[Stored entries]
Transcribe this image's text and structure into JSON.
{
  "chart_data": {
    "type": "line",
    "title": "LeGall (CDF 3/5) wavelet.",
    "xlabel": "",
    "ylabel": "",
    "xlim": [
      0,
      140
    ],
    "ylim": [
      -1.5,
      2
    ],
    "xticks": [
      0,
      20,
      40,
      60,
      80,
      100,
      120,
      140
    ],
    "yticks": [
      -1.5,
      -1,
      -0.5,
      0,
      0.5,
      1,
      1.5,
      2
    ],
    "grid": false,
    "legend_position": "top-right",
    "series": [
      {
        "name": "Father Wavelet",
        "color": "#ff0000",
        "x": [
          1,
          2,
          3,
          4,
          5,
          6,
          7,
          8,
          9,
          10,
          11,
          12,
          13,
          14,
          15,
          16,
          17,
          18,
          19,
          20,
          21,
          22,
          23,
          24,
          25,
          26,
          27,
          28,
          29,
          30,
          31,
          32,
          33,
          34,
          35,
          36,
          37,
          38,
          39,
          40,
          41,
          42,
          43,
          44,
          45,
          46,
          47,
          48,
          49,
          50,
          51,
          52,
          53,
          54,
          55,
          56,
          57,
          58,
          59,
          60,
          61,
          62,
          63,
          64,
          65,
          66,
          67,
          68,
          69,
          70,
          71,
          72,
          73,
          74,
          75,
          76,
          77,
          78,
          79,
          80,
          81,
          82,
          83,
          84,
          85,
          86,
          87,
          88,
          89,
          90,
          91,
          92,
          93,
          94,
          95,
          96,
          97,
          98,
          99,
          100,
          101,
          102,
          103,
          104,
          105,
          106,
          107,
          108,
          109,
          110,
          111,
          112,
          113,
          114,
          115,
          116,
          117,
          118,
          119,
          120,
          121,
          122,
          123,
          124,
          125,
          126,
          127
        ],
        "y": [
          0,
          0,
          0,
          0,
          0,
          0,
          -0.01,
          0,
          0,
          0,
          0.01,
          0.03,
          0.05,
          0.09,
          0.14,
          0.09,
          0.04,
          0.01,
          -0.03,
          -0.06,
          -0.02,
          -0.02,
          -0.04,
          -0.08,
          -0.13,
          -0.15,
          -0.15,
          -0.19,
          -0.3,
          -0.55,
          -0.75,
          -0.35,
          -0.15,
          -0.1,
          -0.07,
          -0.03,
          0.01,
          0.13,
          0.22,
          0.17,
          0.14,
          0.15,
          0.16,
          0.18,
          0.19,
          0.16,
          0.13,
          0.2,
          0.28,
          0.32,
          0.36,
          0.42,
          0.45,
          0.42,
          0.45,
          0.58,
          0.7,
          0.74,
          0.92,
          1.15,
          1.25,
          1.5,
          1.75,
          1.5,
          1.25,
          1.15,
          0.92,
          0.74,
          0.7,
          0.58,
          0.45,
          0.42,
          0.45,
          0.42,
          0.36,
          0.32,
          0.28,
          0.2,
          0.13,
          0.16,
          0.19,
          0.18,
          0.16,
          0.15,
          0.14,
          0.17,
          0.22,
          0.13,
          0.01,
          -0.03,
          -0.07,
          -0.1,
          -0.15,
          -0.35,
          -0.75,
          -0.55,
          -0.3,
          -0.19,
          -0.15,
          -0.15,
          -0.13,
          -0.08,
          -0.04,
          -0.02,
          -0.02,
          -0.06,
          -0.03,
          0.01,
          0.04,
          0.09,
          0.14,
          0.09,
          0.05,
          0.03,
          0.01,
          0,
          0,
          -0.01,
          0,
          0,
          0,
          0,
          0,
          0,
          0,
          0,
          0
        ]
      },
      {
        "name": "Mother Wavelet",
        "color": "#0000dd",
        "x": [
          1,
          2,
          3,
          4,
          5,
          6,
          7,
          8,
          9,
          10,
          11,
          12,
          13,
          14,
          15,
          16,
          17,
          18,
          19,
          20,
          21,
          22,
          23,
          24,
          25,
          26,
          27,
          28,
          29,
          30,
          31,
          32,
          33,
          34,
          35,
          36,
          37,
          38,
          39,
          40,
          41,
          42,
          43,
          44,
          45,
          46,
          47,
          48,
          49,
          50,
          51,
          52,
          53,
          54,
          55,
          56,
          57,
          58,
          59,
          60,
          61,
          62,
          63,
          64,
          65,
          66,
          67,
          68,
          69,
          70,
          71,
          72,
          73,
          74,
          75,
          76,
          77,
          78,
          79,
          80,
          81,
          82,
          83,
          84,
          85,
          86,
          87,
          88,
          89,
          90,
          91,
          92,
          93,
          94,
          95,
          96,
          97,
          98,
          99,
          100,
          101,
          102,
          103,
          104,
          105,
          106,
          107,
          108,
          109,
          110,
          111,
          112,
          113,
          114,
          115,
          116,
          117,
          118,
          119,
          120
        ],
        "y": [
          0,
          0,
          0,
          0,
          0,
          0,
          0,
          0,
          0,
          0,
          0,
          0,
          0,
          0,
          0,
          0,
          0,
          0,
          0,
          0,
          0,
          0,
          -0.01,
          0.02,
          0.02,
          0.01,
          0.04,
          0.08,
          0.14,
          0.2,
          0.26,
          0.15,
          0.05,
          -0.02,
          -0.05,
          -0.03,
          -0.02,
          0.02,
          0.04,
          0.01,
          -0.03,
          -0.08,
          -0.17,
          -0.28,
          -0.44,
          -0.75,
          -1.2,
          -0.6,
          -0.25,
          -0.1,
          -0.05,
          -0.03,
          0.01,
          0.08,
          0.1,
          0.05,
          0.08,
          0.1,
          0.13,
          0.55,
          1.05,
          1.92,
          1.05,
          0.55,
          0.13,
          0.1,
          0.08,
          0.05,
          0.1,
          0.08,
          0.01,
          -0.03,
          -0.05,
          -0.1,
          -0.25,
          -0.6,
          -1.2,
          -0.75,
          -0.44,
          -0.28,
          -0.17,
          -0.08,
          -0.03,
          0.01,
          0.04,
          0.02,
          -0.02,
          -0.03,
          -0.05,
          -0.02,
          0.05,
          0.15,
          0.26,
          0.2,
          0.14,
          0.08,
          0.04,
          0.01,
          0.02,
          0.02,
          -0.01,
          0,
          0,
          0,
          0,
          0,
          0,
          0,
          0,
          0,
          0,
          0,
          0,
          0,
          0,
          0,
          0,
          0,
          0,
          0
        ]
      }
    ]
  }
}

» EXERCISE AIM: Examine the entries and report how many of their lines contain the string "name", giving no more than the number.

» COMPLETED EXERCISE: 2